[Records from a dataset]

>> START

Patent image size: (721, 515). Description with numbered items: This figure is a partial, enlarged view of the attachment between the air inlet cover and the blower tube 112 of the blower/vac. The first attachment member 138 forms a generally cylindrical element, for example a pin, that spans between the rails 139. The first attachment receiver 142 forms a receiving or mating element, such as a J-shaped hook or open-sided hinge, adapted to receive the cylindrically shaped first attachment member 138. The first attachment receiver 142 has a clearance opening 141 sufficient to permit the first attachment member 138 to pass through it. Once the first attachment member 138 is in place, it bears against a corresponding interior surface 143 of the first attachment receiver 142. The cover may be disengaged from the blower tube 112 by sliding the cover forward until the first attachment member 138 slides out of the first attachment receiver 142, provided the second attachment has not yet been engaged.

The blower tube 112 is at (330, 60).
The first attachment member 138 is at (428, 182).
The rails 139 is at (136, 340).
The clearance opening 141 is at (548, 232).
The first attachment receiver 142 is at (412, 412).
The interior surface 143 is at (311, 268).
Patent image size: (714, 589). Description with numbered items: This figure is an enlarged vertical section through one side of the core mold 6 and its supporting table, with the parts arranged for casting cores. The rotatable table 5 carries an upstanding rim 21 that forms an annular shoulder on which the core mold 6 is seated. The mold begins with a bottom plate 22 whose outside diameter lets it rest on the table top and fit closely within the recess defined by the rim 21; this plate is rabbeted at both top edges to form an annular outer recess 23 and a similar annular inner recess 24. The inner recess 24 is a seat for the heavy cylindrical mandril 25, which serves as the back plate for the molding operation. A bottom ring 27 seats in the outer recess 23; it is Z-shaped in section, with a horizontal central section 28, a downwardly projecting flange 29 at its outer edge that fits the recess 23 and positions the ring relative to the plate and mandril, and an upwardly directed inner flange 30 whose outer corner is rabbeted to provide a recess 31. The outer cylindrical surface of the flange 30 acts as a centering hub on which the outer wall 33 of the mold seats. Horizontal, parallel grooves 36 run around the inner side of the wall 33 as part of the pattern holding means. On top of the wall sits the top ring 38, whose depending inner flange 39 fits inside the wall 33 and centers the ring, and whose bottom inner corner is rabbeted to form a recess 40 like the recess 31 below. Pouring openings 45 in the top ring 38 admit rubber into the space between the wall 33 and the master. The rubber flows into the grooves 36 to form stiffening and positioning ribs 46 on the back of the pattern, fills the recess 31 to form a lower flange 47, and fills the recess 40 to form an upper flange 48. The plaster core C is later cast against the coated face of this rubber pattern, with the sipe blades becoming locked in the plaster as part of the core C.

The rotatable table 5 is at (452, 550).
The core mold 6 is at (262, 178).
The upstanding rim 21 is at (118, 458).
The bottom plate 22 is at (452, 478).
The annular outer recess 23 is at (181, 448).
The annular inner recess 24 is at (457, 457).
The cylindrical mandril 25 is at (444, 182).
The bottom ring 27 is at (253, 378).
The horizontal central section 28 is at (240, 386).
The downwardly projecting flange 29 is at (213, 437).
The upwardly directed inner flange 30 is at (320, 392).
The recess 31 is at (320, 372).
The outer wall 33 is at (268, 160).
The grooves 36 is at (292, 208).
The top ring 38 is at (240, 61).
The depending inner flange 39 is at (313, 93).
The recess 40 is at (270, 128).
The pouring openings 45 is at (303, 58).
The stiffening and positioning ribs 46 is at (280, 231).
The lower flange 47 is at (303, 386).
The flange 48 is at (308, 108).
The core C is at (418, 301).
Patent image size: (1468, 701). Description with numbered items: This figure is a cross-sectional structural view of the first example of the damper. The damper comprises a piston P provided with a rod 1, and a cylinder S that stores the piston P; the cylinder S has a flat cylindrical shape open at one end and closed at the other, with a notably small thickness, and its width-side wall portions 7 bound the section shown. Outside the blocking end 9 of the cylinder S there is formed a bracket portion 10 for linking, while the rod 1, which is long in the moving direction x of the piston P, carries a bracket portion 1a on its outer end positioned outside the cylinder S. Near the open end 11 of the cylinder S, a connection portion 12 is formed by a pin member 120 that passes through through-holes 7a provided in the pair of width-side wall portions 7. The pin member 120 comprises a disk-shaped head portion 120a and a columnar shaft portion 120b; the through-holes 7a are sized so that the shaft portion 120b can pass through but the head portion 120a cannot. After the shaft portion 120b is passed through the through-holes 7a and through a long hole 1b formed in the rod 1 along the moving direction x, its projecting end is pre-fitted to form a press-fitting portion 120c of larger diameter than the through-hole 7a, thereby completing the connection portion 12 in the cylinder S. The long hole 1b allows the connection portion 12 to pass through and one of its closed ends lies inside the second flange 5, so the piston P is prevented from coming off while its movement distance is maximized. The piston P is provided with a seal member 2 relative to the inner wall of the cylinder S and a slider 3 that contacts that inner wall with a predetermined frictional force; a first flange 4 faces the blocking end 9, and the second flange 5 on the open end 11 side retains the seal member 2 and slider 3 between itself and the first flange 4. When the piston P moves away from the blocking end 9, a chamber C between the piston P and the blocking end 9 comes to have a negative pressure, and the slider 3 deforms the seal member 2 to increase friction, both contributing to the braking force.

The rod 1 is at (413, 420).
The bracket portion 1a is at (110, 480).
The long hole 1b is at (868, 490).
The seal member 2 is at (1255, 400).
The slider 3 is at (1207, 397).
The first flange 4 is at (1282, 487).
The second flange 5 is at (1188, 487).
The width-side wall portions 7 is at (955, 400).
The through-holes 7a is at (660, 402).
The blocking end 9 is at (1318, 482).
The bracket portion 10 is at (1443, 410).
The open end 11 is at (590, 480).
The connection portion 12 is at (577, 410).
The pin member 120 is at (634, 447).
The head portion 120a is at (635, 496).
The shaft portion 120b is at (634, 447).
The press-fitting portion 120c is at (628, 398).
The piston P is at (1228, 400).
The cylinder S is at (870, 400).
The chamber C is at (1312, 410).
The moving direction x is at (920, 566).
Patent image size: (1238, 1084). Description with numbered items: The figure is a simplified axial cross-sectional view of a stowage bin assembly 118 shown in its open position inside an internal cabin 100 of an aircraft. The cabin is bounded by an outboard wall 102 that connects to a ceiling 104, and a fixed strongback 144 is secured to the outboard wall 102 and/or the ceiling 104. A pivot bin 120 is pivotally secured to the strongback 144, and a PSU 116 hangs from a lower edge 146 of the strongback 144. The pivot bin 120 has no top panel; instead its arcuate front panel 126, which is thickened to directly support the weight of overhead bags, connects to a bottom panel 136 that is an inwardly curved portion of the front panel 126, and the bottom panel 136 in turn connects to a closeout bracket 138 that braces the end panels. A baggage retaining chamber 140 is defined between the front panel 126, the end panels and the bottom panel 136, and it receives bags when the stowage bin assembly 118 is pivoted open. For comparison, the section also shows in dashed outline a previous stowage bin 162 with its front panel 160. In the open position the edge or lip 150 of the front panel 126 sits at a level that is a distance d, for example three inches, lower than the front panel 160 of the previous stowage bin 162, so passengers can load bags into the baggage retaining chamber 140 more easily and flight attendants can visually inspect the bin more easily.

>> END

# Stated exercise
Reproduce every line of the records above without changing anything.

# Reply
Patent image size: (721, 515). Description with numbered items: This figure is a partial, enlarged view of the attachment between the air inlet cover and the blower tube 112 of the blower/vac. The first attachment member 138 forms a generally cylindrical element, for example a pin, that spans between the rails 139. The first attachment receiver 142 forms a receiving or mating element, such as a J-shaped hook or open-sided hinge, adapted to receive the cylindrically shaped first attachment member 138. The first attachment receiver 142 has a clearance opening 141 sufficient to permit the first attachment member 138 to pass through it. Once the first attachment member 138 is in place, it bears against a corresponding interior surface 143 of the first attachment receiver 142. The cover may be disengaged from the blower tube 112 by sliding the cover forward until the first attachment member 138 slides out of the first attachment receiver 142, provided the second attachment has not yet been engaged.

The blower tube 112 is at (330, 60).
The first attachment member 138 is at (428, 182).
The rails 139 is at (136, 340).
The clearance opening 141 is at (548, 232).
The first attachment receiver 142 is at (412, 412).
The interior surface 143 is at (311, 268).
Patent image size: (714, 589). Description with numbered items: This figure is an enlarged vertical section through one side of the core mold 6 and its supporting table, with the parts arranged for casting cores. The rotatable table 5 carries an upstanding rim 21 that forms an annular shoulder on which the core mold 6 is seated. The mold begins with a bottom plate 22 whose outside diameter lets it rest on the table top and fit closely within the recess defined by the rim 21; this plate is rabbeted at both top edges to form an annular outer recess 23 and a similar annular inner recess 24. The inner recess 24 is a seat for the heavy cylindrical mandril 25, which serves as the back plate for the molding operation. A bottom ring 27 seats in the outer recess 23; it is Z-shaped in section, with a horizontal central section 28, a downwardly projecting flange 29 at its outer edge that fits the recess 23 and positions the ring relative to the plate and mandril, and an upwardly directed inner flange 30 whose outer corner is rabbeted to provide a recess 31. The outer cylindrical surface of the flange 30 acts as a centering hub on which the outer wall 33 of the mold seats. Horizontal, parallel grooves 36 run around the inner side of the wall 33 as part of the pattern holding means. On top of the wall sits the top ring 38, whose depending inner flange 39 fits inside the wall 33 and centers the ring, and whose bottom inner corner is rabbeted to form a recess 40 like the recess 31 below. Pouring openings 45 in the top ring 38 admit rubber into the space between the wall 33 and the master. The rubber flows into the grooves 36 to form stiffening and positioning ribs 46 on the back of the pattern, fills the recess 31 to form a lower flange 47, and fills the recess 40 to form an upper flange 48. The plaster core C is later cast against the coated face of this rubber pattern, with the sipe blades becoming locked in the plaster as part of the core C.

The rotatable table 5 is at (452, 550).
The core mold 6 is at (262, 178).
The upstanding rim 21 is at (118, 458).
The bottom plate 22 is at (452, 478).
The annular outer recess 23 is at (181, 448).
The annular inner recess 24 is at (457, 457).
The cylindrical mandril 25 is at (444, 182).
The bottom ring 27 is at (253, 378).
The horizontal central section 28 is at (240, 386).
The downwardly projecting flange 29 is at (213, 437).
The upwardly directed inner flange 30 is at (320, 392).
The recess 31 is at (320, 372).
The outer wall 33 is at (268, 160).
The grooves 36 is at (292, 208).
The top ring 38 is at (240, 61).
The depending inner flange 39 is at (313, 93).
The recess 40 is at (270, 128).
The pouring openings 45 is at (303, 58).
The stiffening and positioning ribs 46 is at (280, 231).
The lower flange 47 is at (303, 386).
The flange 48 is at (308, 108).
The core C is at (418, 301).
Patent image size: (1468, 701). Description with numbered items: This figure is a cross-sectional structural view of the first example of the damper. The damper comprises a piston P provided with a rod 1, and a cylinder S that stores the piston P; the cylinder S has a flat cylindrical shape open at one end and closed at the other, with a notably small thickness, and its width-side wall portions 7 bound the section shown. Outside the blocking end 9 of the cylinder S there is formed a bracket portion 10 for linking, while the rod 1, which is long in the moving direction x of the piston P, carries a bracket portion 1a on its outer end positioned outside the cylinder S. Near the open end 11 of the cylinder S, a connection portion 12 is formed by a pin member 120 that passes through through-holes 7a provided in the pair of width-side wall portions 7. The pin member 120 comprises a disk-shaped head portion 120a and a columnar shaft portion 120b; the through-holes 7a are sized so that the shaft portion 120b can pass through but the head portion 120a cannot. After the shaft portion 120b is passed through the through-holes 7a and through a long hole 1b formed in the rod 1 along the moving direction x, its projecting end is pre-fitted to form a press-fitting portion 120c of larger diameter than the through-hole 7a, thereby completing the connection portion 12 in the cylinder S. The long hole 1b allows the connection portion 12 to pass through and one of its closed ends lies inside the second flange 5, so the piston P is prevented from coming off while its movement distance is maximized. The piston P is provided with a seal member 2 relative to the inner wall of the cylinder S and a slider 3 that contacts that inner wall with a predetermined frictional force; a first flange 4 faces the blocking end 9, and the second flange 5 on the open end 11 side retains the seal member 2 and slider 3 between itself and the first flange 4. When the piston P moves away from the blocking end 9, a chamber C between the piston P and the blocking end 9 comes to have a negative pressure, and the slider 3 deforms the seal member 2 to increase friction, both contributing to the braking force.

The rod 1 is at (413, 420).
The bracket portion 1a is at (110, 480).
The long hole 1b is at (868, 490).
The seal member 2 is at (1255, 400).
The slider 3 is at (1207, 397).
The first flange 4 is at (1282, 487).
The second flange 5 is at (1188, 487).
The width-side wall portions 7 is at (955, 400).
The through-holes 7a is at (660, 402).
The blocking end 9 is at (1318, 482).
The bracket portion 10 is at (1443, 410).
The open end 11 is at (590, 480).
The connection portion 12 is at (577, 410).
The pin member 120 is at (634, 447).
The head portion 120a is at (635, 496).
The shaft portion 120b is at (634, 447).
The press-fitting portion 120c is at (628, 398).
The piston P is at (1228, 400).
The cylinder S is at (870, 400).
The chamber C is at (1312, 410).
The moving direction x is at (920, 566).
Patent image size: (1238, 1084). Description with numbered items: The figure is a simplified axial cross-sectional view of a stowage bin assembly 118 shown in its open position inside an internal cabin 100 of an aircraft. The cabin is bounded by an outboard wall 102 that connects to a ceiling 104, and a fixed strongback 144 is secured to the outboard wall 102 and/or the ceiling 104. A pivot bin 120 is pivotally secured to the strongback 144, and a PSU 116 hangs from a lower edge 146 of the strongback 144. The pivot bin 120 has no top panel; instead its arcuate front panel 126, which is thickened to directly support the weight of overhead bags, connects to a bottom panel 136 that is an inwardly curved portion of the front panel 126, and the bottom panel 136 in turn connects to a closeout bracket 138 that braces the end panels. A baggage retaining chamber 140 is defined between the front panel 126, the end panels and the bottom panel 136, and it receives bags when the stowage bin assembly 118 is pivoted open. For comparison, the section also shows in dashed outline a previous stowage bin 162 with its front panel 160. In the open position the edge or lip 150 of the front panel 126 sits at a level that is a distance d, for example three inches, lower than the front panel 160 of the previous stowage bin 162, so passengers can load bags into the baggage retaining chamber 140 more easily and flight attendants can visually inspect the bin more easily.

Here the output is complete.